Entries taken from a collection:
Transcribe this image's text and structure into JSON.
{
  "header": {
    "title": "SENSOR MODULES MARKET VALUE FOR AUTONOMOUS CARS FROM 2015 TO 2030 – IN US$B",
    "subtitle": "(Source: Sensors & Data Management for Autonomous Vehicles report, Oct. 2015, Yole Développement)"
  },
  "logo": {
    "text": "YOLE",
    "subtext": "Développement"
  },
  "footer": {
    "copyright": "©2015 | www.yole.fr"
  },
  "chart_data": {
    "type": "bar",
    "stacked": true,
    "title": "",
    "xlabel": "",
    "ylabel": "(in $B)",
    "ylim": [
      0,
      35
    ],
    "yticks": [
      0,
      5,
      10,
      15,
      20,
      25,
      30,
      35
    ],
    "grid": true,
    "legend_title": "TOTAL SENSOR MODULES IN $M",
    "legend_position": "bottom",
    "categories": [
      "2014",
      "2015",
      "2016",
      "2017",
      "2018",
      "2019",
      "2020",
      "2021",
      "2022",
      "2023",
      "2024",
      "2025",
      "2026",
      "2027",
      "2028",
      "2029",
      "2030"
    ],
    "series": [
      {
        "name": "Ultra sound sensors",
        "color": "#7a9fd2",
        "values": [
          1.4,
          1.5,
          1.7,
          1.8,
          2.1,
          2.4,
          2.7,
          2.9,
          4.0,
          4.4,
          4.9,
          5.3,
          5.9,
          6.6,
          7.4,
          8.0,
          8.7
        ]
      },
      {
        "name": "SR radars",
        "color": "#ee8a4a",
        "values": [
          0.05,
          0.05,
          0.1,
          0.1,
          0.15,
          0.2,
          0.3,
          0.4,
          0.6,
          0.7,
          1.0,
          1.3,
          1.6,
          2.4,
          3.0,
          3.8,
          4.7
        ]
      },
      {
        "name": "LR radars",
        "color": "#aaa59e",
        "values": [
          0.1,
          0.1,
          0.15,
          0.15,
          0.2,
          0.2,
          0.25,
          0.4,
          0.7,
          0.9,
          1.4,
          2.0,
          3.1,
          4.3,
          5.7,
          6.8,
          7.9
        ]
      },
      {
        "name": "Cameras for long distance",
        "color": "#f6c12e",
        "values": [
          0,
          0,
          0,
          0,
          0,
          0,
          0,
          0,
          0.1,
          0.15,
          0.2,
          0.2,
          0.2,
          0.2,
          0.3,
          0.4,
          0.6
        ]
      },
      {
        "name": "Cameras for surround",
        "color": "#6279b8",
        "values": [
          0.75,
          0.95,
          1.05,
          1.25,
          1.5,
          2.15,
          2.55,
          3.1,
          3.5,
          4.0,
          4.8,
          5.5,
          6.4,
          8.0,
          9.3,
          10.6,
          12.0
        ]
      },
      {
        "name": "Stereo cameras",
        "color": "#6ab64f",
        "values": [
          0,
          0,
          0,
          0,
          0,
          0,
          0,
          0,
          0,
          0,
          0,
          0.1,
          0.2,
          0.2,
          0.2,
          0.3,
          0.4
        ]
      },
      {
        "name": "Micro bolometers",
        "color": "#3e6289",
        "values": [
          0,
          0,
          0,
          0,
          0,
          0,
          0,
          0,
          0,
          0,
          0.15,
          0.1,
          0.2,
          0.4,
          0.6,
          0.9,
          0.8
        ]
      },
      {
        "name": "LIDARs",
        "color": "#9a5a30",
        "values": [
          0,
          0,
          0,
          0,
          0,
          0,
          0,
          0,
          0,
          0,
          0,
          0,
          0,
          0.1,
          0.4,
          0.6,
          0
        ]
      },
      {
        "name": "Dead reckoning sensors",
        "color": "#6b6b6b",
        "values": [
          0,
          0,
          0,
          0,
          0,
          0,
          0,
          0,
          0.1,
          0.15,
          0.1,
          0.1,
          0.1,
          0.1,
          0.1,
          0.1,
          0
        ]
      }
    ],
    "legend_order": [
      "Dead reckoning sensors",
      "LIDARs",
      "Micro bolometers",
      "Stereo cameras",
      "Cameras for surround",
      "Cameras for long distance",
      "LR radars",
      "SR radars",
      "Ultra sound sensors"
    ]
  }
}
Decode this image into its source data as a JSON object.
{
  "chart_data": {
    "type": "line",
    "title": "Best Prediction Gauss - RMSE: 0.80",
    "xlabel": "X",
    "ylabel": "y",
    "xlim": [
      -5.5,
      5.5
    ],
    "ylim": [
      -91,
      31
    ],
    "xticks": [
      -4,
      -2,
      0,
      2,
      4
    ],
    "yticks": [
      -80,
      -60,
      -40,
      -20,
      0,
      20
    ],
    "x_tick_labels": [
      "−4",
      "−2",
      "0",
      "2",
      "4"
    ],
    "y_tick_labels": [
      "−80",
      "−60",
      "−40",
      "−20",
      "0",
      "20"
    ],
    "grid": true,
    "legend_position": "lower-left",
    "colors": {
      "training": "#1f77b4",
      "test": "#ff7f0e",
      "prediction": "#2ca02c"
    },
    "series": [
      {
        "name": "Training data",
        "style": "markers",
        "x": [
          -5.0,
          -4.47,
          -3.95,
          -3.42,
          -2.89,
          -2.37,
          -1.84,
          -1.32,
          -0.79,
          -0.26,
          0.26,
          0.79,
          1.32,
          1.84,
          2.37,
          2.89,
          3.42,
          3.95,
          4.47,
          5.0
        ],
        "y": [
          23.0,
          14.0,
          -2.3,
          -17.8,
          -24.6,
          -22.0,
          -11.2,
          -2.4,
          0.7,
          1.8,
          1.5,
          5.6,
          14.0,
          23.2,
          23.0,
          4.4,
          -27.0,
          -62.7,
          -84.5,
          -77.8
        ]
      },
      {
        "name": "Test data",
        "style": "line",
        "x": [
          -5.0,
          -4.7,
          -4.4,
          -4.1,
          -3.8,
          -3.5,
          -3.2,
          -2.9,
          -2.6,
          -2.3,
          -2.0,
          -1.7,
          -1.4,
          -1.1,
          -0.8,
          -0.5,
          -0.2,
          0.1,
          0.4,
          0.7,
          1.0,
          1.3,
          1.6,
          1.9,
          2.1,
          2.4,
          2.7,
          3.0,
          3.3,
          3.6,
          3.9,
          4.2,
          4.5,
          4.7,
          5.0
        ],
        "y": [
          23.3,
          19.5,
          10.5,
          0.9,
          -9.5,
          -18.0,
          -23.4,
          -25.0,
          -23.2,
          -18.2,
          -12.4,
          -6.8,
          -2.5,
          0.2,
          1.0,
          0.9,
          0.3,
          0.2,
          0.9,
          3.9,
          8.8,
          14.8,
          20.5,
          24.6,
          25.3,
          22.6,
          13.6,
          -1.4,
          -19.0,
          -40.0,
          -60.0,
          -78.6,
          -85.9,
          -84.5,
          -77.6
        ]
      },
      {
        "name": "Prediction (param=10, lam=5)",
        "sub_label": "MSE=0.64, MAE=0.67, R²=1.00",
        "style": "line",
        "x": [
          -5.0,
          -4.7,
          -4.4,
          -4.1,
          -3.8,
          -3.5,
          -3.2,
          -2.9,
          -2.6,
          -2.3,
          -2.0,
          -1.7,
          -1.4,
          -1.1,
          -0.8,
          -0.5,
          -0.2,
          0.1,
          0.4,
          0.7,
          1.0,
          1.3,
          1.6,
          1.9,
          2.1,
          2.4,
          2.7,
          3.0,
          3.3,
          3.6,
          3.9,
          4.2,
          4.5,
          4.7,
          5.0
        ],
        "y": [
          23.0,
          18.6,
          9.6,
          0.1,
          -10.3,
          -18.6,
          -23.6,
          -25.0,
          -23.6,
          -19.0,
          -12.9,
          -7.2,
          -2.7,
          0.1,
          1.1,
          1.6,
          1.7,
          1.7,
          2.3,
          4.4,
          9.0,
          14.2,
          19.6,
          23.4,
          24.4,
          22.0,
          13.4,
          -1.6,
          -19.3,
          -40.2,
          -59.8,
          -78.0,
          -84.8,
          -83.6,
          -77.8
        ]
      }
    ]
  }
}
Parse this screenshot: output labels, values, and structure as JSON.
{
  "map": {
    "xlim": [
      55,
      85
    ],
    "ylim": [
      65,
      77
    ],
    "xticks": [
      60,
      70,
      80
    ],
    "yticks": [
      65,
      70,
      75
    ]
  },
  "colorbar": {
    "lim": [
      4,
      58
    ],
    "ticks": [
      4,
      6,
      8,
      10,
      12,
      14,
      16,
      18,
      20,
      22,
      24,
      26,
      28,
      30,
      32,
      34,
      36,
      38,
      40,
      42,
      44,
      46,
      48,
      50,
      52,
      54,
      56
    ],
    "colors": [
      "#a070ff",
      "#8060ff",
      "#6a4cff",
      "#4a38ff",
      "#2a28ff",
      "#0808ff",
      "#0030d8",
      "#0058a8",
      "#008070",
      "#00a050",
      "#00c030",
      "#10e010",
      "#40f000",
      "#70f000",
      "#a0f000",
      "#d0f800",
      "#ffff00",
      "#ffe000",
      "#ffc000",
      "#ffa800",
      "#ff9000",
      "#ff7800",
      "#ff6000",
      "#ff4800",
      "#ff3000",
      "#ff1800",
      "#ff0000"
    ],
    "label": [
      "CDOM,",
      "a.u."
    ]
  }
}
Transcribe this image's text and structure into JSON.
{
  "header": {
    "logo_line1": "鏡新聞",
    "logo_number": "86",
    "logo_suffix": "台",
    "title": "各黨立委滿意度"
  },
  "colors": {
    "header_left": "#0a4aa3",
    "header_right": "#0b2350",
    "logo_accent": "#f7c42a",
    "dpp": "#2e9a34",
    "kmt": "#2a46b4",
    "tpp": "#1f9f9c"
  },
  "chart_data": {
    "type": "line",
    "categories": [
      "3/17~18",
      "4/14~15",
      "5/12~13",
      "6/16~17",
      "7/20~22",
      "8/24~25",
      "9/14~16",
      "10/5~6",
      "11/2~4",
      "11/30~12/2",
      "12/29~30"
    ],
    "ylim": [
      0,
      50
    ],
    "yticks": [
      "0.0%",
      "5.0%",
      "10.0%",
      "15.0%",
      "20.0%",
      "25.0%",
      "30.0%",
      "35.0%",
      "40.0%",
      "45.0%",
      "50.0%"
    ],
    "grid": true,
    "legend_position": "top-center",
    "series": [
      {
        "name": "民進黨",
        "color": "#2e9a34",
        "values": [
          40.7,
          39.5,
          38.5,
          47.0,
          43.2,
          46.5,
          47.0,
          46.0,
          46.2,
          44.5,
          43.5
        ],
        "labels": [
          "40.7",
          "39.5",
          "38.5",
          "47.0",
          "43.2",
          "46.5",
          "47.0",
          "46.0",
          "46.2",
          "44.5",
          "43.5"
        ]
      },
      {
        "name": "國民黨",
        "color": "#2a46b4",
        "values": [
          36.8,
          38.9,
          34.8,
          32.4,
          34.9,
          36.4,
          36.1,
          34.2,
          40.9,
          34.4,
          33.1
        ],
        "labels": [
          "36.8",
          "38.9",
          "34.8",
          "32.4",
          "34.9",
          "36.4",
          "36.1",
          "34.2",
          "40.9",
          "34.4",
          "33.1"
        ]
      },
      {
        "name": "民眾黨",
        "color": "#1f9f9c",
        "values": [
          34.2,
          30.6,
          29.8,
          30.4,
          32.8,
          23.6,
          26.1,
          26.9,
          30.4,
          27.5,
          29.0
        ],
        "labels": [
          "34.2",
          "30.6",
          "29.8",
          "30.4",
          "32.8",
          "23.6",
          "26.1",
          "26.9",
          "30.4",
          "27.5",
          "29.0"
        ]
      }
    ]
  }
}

## INSTRUCTIONS TO FOLLOW
Where does the word "reckoning" appear in the listing? List each line that holds it.

## FINISHED EXERCISE
        "name": "Dead reckoning sensors",
      "Dead reckoning sensors",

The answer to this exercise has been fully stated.